Creating a future of wholesome school leaders

Tom ReesTom Rees is the Executive Headteacher of Simon de Senlis Primary School and works across eleven primary schools as the Education Director of Northampton Primary Academy Trust.

He’s been a leader in schools for around 17 years across different contexts, counties and countries. Between Headships, he also spent time in the education technology sector working alongside schools, academies, local authorities, and multi-national companies.

His book, Wholesome Leadership looks at everything about leadership in schools, from people management, teaching and learning to personal development and growth.

“This job of leadership is primarily a moral activity,” says Rees. “It’s not just about league tables or balancing budgets, it’s about playing a part in a wider education system that enriches lives and creates opportunities.”

“A lot of primary school leaders are working incredibly hard to do a good job but might not necessarily have the right training, support or resources to help them. Running a school is complex but not impossible,” he continues. “I’ve learned so much from people over the last 10-20 years and I wanted to write something that was relevant and accessible for everyone, especially primary leaders.”

Wholesome Leadership bookWhich is why his book is based on what Rees calls a “H4 leadership model” and draws on the experience and thoughts of colleagues spanning the whole educational spectrum, including: Sir David Carter, Clare Sealy, Daisy Christodoulou, MAT CEOs, Julia Kedwards, Stephen Tierney, and Andrew Morrish.

(Given data)
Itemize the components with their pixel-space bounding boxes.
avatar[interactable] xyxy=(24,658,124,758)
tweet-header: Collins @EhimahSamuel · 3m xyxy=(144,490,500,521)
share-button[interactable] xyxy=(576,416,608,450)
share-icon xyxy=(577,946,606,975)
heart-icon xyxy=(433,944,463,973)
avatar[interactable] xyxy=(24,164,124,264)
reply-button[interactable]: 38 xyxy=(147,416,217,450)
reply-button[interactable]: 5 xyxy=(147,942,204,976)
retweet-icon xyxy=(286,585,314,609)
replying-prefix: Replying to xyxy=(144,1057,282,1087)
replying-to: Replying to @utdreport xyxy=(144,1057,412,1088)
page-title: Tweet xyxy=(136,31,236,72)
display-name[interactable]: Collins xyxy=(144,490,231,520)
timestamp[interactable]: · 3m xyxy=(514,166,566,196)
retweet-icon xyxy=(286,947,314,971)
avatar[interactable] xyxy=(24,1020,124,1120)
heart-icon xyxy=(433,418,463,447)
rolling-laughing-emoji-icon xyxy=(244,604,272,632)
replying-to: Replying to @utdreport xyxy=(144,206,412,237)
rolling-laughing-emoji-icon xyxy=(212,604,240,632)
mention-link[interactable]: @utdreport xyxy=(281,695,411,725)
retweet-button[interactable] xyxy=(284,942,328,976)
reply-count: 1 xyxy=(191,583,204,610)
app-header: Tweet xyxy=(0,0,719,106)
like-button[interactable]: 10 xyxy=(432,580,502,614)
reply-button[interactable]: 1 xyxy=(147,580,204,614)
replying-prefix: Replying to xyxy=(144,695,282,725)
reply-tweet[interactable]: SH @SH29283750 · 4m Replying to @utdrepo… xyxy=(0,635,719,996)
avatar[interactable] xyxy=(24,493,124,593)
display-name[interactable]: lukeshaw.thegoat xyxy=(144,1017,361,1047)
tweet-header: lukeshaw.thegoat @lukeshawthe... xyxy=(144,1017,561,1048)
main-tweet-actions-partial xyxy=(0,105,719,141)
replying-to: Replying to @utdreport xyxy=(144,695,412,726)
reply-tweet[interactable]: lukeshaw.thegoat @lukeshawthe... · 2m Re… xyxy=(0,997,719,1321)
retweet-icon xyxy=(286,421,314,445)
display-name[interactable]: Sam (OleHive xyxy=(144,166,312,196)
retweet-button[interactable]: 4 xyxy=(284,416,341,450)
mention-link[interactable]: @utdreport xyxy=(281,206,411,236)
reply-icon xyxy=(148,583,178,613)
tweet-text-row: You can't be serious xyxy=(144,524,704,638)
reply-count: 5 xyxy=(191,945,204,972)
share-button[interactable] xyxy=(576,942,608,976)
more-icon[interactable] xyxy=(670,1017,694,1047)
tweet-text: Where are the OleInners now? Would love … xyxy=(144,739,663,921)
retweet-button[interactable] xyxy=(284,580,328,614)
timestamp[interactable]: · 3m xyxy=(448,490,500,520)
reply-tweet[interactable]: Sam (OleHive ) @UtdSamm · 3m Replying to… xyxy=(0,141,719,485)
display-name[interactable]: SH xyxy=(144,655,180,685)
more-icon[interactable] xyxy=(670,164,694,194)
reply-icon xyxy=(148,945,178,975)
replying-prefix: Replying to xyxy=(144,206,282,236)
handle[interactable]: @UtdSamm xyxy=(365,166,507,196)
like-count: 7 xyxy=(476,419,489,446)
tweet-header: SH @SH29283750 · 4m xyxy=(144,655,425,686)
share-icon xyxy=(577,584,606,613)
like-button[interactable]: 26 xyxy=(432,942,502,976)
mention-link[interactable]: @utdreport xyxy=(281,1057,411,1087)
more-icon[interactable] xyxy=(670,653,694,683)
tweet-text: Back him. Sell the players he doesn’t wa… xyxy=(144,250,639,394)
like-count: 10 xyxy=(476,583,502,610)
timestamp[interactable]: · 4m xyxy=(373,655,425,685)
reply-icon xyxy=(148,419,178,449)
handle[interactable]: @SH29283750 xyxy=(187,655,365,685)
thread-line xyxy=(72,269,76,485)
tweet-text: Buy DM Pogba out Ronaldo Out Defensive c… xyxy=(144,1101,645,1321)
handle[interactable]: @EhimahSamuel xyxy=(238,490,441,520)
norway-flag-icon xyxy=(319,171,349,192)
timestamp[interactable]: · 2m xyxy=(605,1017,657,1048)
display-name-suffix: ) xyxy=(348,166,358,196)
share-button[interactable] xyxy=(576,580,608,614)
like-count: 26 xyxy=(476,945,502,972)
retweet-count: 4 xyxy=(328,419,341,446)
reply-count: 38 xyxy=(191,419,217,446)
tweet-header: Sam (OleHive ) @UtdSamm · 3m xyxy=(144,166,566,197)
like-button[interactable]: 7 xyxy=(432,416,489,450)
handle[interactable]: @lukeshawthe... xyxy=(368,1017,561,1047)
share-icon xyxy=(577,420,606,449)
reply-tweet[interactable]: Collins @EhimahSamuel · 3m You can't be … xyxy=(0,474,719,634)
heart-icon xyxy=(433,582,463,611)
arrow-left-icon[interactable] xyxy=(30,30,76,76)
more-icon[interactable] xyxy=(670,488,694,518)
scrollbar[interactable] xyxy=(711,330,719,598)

(Directions for this task) Copy the school leadership article from "His book, Wholesome" to "development and growth.". The listing comes from a separate source.

(Written answer)
His book, Wholesome Leadership looks at everything about leadership in schools, from people management, teaching and learning to personal development and growth.